━━ Recorded information ━━

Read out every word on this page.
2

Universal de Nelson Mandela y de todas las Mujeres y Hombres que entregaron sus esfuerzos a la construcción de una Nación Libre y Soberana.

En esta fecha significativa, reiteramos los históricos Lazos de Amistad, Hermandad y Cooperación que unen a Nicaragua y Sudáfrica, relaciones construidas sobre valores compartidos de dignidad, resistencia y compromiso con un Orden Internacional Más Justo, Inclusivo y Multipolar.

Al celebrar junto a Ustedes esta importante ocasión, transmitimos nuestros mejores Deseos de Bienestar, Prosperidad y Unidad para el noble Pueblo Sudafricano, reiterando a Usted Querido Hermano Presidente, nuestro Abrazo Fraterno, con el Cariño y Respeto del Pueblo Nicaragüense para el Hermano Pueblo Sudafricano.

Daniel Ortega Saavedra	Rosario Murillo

━━━

Write every line of the material above again, exactly.

Result of this exercise:
Read out every word on this page.
2

Universal de Nelson Mandela y de todas las Mujeres y Hombres que entregaron sus esfuerzos a la construcción de una Nación Libre y Soberana.

En esta fecha significativa, reiteramos los históricos Lazos de Amistad, Hermandad y Cooperación que unen a Nicaragua y Sudáfrica, relaciones construidas sobre valores compartidos de dignidad, resistencia y compromiso con un Orden Internacional Más Justo, Inclusivo y Multipolar.

Al celebrar junto a Ustedes esta importante ocasión, transmitimos nuestros mejores Deseos de Bienestar, Prosperidad y Unidad para el noble Pueblo Sudafricano, reiterando a Usted Querido Hermano Presidente, nuestro Abrazo Fraterno, con el Cariño y Respeto del Pueblo Nicaragüense para el Hermano Pueblo Sudafricano.

Daniel Ortega Saavedra	Rosario Murillo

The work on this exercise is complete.